What is needed >> Extract each line of the records below that contains the word "szelektíven".
-------- Records supplied --------
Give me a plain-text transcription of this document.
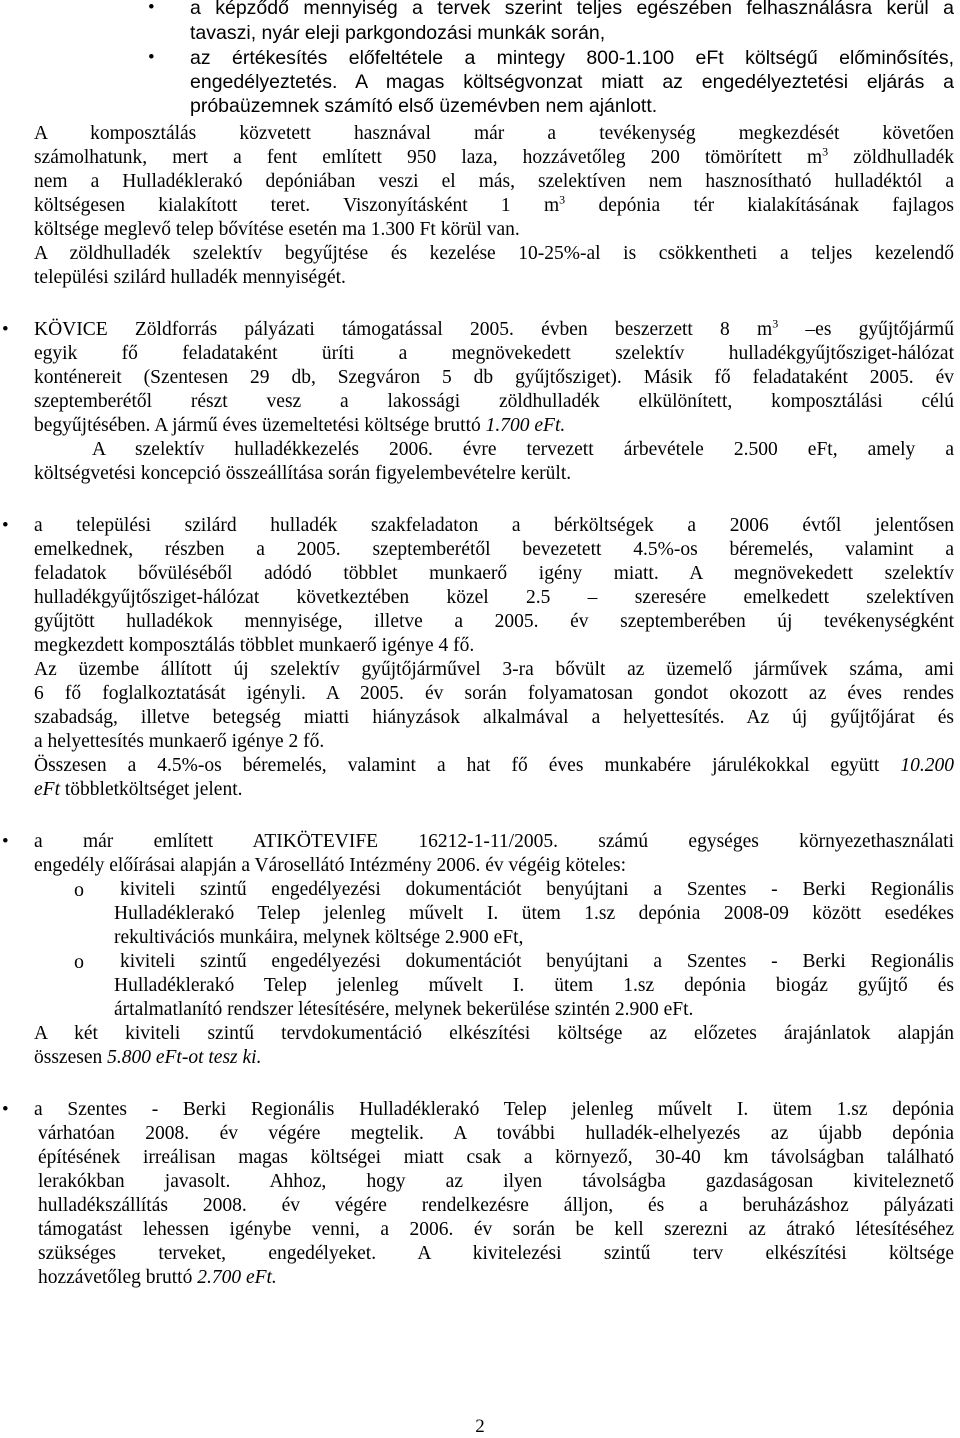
• a képződő mennyiség a tervek szerint teljes egészében felhasználásra kerül a
tavaszi, nyár eleji parkgondozási munkák során,
• az értékesítés előfeltétele a mintegy 800-1.100 eFt költségű előminősítés,
engedélyeztetés. A magas költségvonzat miatt az engedélyeztetési eljárás a
próbaüzemnek számító első üzemévben nem ajánlott.
A komposztálás közvetett hasznával már a tevékenység megkezdését követően
számolhatunk, mert a fent említett 950 laza, hozzávetőleg 200 tömörített $m^3$ zöldhulladék
nem a Hulladéklerakó depóniában veszi el más, szelektíven nem hasznosítható hulladéktól a
költségesen kialakított teret. Viszonyításként 1 $m^3$ depónia tér kialakításának fajlagos
költsége meglevő telep bővítése esetén ma 1.300 Ft körül van.
A zöldhulladék szelektív begyűjtése és kezelése 10-25%-al is csökkentheti a teljes kezelendő
települési szilárd hulladék mennyiségét.
• KÖVICE Zöldforrás pályázati támogatással 2005. évben beszerzett 8 $m^3$ –es gyűjtőjármű
egyik fő feladataként üríti a megnövekedett szelektív hulladékgyűjtősziget-hálózat
konténereit (Szentesen 29 db, Szegváron 5 db gyűjtősziget). Másik fő feladataként 2005. év
szeptemberétől részt vesz a lakossági zöldhulladék elkülönített, komposztálási célú
begyűjtésében. A jármű éves üzemeltetési költsége bruttó 1.700 eFt.
A szelektív hulladékkezelés 2006. évre tervezett árbevétele 2.500 eFt, amely a
költségvetési koncepció összeállítása során figyelembevételre került.
• a települési szilárd hulladék szakfeladaton a bérköltségek a 2006 évtől jelentősen
emelkednek, részben a 2005. szeptemberétől bevezetett 4.5%-os béremelés, valamint a
feladatok bővüléséből adódó többlet munkaerő igény miatt. A megnövekedett szelektív
hulladékgyűjtősziget-hálózat következtében közel 2.5 – szeresére emelkedett szelektíven
gyűjtött hulladékok mennyisége, illetve a 2005. év szeptemberében új tevékenységként
megkezdett komposztálás többlet munkaerő igénye 4 fő.
Az üzembe állított új szelektív gyűjtőjárművel 3-ra bővült az üzemelő járművek száma, ami
6 fő foglalkoztatását igényli. A 2005. év során folyamatosan gondot okozott az éves rendes
szabadság, illetve betegség miatti hiányzások alkalmával a helyettesítés. Az új gyűjtőjárat és
a helyettesítés munkaerő igénye 2 fő.
Összesen a 4.5%-os béremelés, valamint a hat fő éves munkabére járulékokkal együtt 10.200
eFt többletköltséget jelent.
• a már említett ATIKÖTEVIFE 16212-1-11/2005. számú egységes környezethasználati
engedély előírásai alapján a Városellátó Intézmény 2006. év végéig köteles:
o kiviteli szintű engedélyezési dokumentációt benyújtani a Szentes - Berki Regionális
Hulladéklerakó Telep jelenleg művelt I. ütem 1.sz depónia 2008-09 között esedékes
rekultivációs munkáira, melynek költsége 2.900 eFt,
o kiviteli szintű engedélyezési dokumentációt benyújtani a Szentes - Berki Regionális
Hulladéklerakó Telep jelenleg művelt I. ütem 1.sz depónia biogáz gyűjtő és
ártalmatlanító rendszer létesítésére, melynek bekerülése szintén 2.900 eFt.
A két kiviteli szintű tervdokumentáció elkészítési költsége az előzetes árajánlatok alapján
összesen 5.800 eFt-ot tesz ki.
• a Szentes - Berki Regionális Hulladéklerakó Telep jelenleg művelt I. ütem 1.sz depónia
várhatóan 2008. év végére megtelik. A további hulladék-elhelyezés az újabb depónia
építésének irreálisan magas költségei miatt csak a környező, 30-40 km távolságban található
lerakókban javasolt. Ahhoz, hogy az ilyen távolságba gazdaságosan kiviteleznető
hulladékszállítás 2008. év végére rendelkezésre álljon, és a beruházáshoz pályázati
támogatást lehessen igénybe venni, a 2006. év során be kell szerezni az átrakó létesítéséhez
szükséges terveket, engedélyeket. A kivitelezési szintű terv elkészítési költsége
hozzávetőleg bruttó 2.700 eFt.
2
--------
Task output >>
nem a Hulladéklerakó depóniában veszi el más, szelektíven nem hasznosítható hulladéktól a
hulladékgyűjtősziget-hálózat következtében közel 2.5 – szeresére emelkedett szelektíven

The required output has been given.